◆ **Task instructions**: Transcribe the lines below verbatim, skipping the images.
━━━━━ Exercise input ━━━━━
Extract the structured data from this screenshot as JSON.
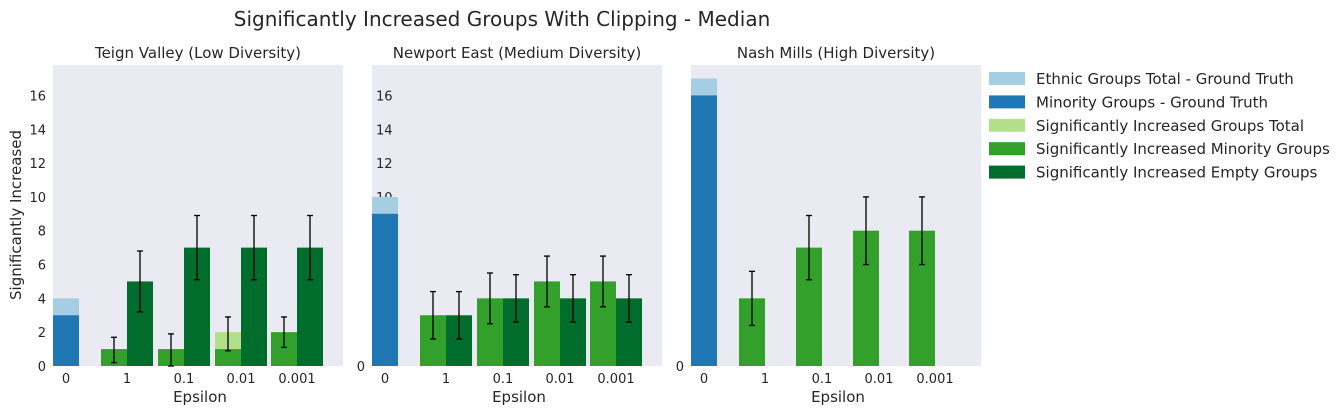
{
  "chart_data": {
    "type": "bar",
    "title": "Significantly Increased Groups With Clipping - Median",
    "ylabel": "Significantly Increased",
    "xlabel": "Epsilon",
    "ylim": [
      0,
      17.8
    ],
    "yticks": [
      0,
      2,
      4,
      6,
      8,
      10,
      12,
      14,
      16
    ],
    "categories": [
      "0",
      "1",
      "0.1",
      "0.01",
      "0.001"
    ],
    "grid": false,
    "legend_position": "right, outside plots",
    "colors": {
      "ethnic_total_gt": "#a6cee3",
      "minority_gt": "#1f78b4",
      "sig_total": "#b2df8a",
      "sig_minority": "#33a02c",
      "sig_empty": "#006d2c",
      "panel_bg": "#eaeaf2"
    },
    "legend": [
      {
        "label": "Ethnic Groups Total - Ground Truth",
        "color_key": "ethnic_total_gt"
      },
      {
        "label": "Minority Groups - Ground Truth",
        "color_key": "minority_gt"
      },
      {
        "label": "Significantly Increased Groups Total",
        "color_key": "sig_total"
      },
      {
        "label": "Significantly Increased Minority Groups",
        "color_key": "sig_minority"
      },
      {
        "label": "Significantly Increased Empty Groups",
        "color_key": "sig_empty"
      }
    ],
    "panels": [
      {
        "subtitle": "Teign Valley (Low Diversity)",
        "ground_truth": {
          "ethnic_total": 4,
          "minority": 3
        },
        "epsilons": [
          {
            "eps": "1",
            "total": 1,
            "total_err": [
              0.2,
              1.7
            ],
            "minority": 1,
            "empty": 5,
            "empty_err": [
              3.2,
              6.8
            ]
          },
          {
            "eps": "0.1",
            "total": 1,
            "total_err": [
              0,
              1.9
            ],
            "minority": 1,
            "empty": 7,
            "empty_err": [
              5.1,
              8.9
            ]
          },
          {
            "eps": "0.01",
            "total": 2,
            "total_err": [
              0.9,
              2.9
            ],
            "minority": 1,
            "empty": 7,
            "empty_err": [
              5.1,
              8.9
            ]
          },
          {
            "eps": "0.001",
            "total": 2,
            "total_err": [
              1.1,
              2.9
            ],
            "minority": 2,
            "empty": 7,
            "empty_err": [
              5.1,
              8.9
            ]
          }
        ]
      },
      {
        "subtitle": "Newport East (Medium Diversity)",
        "ground_truth": {
          "ethnic_total": 10,
          "minority": 9
        },
        "epsilons": [
          {
            "eps": "1",
            "total": 3,
            "total_err": [
              1.6,
              4.4
            ],
            "minority": 3,
            "empty": 3,
            "empty_err": [
              1.6,
              4.4
            ]
          },
          {
            "eps": "0.1",
            "total": 4,
            "total_err": [
              2.5,
              5.5
            ],
            "minority": 4,
            "empty": 4,
            "empty_err": [
              2.6,
              5.4
            ]
          },
          {
            "eps": "0.01",
            "total": 5,
            "total_err": [
              3.5,
              6.5
            ],
            "minority": 5,
            "empty": 4,
            "empty_err": [
              2.6,
              5.4
            ]
          },
          {
            "eps": "0.001",
            "total": 5,
            "total_err": [
              3.5,
              6.5
            ],
            "minority": 5,
            "empty": 4,
            "empty_err": [
              2.6,
              5.4
            ]
          }
        ]
      },
      {
        "subtitle": "Nash Mills (High Diversity)",
        "ground_truth": {
          "ethnic_total": 17,
          "minority": 16
        },
        "epsilons": [
          {
            "eps": "1",
            "total": 4,
            "total_err": [
              2.4,
              5.6
            ],
            "minority": 4,
            "empty": 0,
            "empty_err": null
          },
          {
            "eps": "0.1",
            "total": 7,
            "total_err": [
              5.1,
              8.9
            ],
            "minority": 7,
            "empty": 0,
            "empty_err": null
          },
          {
            "eps": "0.01",
            "total": 8,
            "total_err": [
              6,
              10
            ],
            "minority": 8,
            "empty": 0,
            "empty_err": null
          },
          {
            "eps": "0.001",
            "total": 8,
            "total_err": [
              6,
              10
            ],
            "minority": 8,
            "empty": 0,
            "empty_err": null
          }
        ]
      }
    ]
  }
}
━━━━━
◆ **Solution to this exercise**:
Extract the structured data from this screenshot as JSON.
{
  "chart_data": {
    "type": "bar",
    "title": "Significantly Increased Groups With Clipping - Median",
    "ylabel": "Significantly Increased",
    "xlabel": "Epsilon",
    "ylim": [
      0,
      17.8
    ],
    "yticks": [
      0,
      2,
      4,
      6,
      8,
      10,
      12,
      14,
      16
    ],
    "categories": [
      "0",
      "1",
      "0.1",
      "0.01",
      "0.001"
    ],
    "grid": false,
    "legend_position": "right, outside plots",
    "colors": {
      "ethnic_total_gt": "#a6cee3",
      "minority_gt": "#1f78b4",
      "sig_total": "#b2df8a",
      "sig_minority": "#33a02c",
      "sig_empty": "#006d2c",
      "panel_bg": "#eaeaf2"
    },
    "legend": [
      {
        "label": "Ethnic Groups Total - Ground Truth",
        "color_key": "ethnic_total_gt"
      },
      {
        "label": "Minority Groups - Ground Truth",
        "color_key": "minority_gt"
      },
      {
        "label": "Significantly Increased Groups Total",
        "color_key": "sig_total"
      },
      {
        "label": "Significantly Increased Minority Groups",
        "color_key": "sig_minority"
      },
      {
        "label": "Significantly Increased Empty Groups",
        "color_key": "sig_empty"
      }
    ],
    "panels": [
      {
        "subtitle": "Teign Valley (Low Diversity)",
        "ground_truth": {
          "ethnic_total": 4,
          "minority": 3
        },
        "epsilons": [
          {
            "eps": "1",
            "total": 1,
            "total_err": [
              0.2,
              1.7
            ],
            "minority": 1,
            "empty": 5,
            "empty_err": [
              3.2,
              6.8
            ]
          },
          {
            "eps": "0.1",
            "total": 1,
            "total_err": [
              0,
              1.9
            ],
            "minority": 1,
            "empty": 7,
            "empty_err": [
              5.1,
              8.9
            ]
          },
          {
            "eps": "0.01",
            "total": 2,
            "total_err": [
              0.9,
              2.9
            ],
            "minority": 1,
            "empty": 7,
            "empty_err": [
              5.1,
              8.9
            ]
          },
          {
            "eps": "0.001",
            "total": 2,
            "total_err": [
              1.1,
              2.9
            ],
            "minority": 2,
            "empty": 7,
            "empty_err": [
              5.1,
              8.9
            ]
          }
        ]
      },
      {
        "subtitle": "Newport East (Medium Diversity)",
        "ground_truth": {
          "ethnic_total": 10,
          "minority": 9
        },
        "epsilons": [
          {
            "eps": "1",
            "total": 3,
            "total_err": [
              1.6,
              4.4
            ],
            "minority": 3,
            "empty": 3,
            "empty_err": [
              1.6,
              4.4
            ]
          },
          {
            "eps": "0.1",
            "total": 4,
            "total_err": [
              2.5,
              5.5
            ],
            "minority": 4,
            "empty": 4,
            "empty_err": [
              2.6,
              5.4
            ]
          },
          {
            "eps": "0.01",
            "total": 5,
            "total_err": [
              3.5,
              6.5
            ],
            "minority": 5,
            "empty": 4,
            "empty_err": [
              2.6,
              5.4
            ]
          },
          {
            "eps": "0.001",
            "total": 5,
            "total_err": [
              3.5,
              6.5
            ],
            "minority": 5,
            "empty": 4,
            "empty_err": [
              2.6,
              5.4
            ]
          }
        ]
      },
      {
        "subtitle": "Nash Mills (High Diversity)",
        "ground_truth": {
          "ethnic_total": 17,
          "minority": 16
        },
        "epsilons": [
          {
            "eps": "1",
            "total": 4,
            "total_err": [
              2.4,
              5.6
            ],
            "minority": 4,
            "empty": 0,
            "empty_err": null
          },
          {
            "eps": "0.1",
            "total": 7,
            "total_err": [
              5.1,
              8.9
            ],
            "minority": 7,
            "empty": 0,
            "empty_err": null
          },
          {
            "eps": "0.01",
            "total": 8,
            "total_err": [
              6,
              10
            ],
            "minority": 8,
            "empty": 0,
            "empty_err": null
          },
          {
            "eps": "0.001",
            "total": 8,
            "total_err": [
              6,
              10
            ],
            "minority": 8,
            "empty": 0,
            "empty_err": null
          }
        ]
      }
    ]
  }
}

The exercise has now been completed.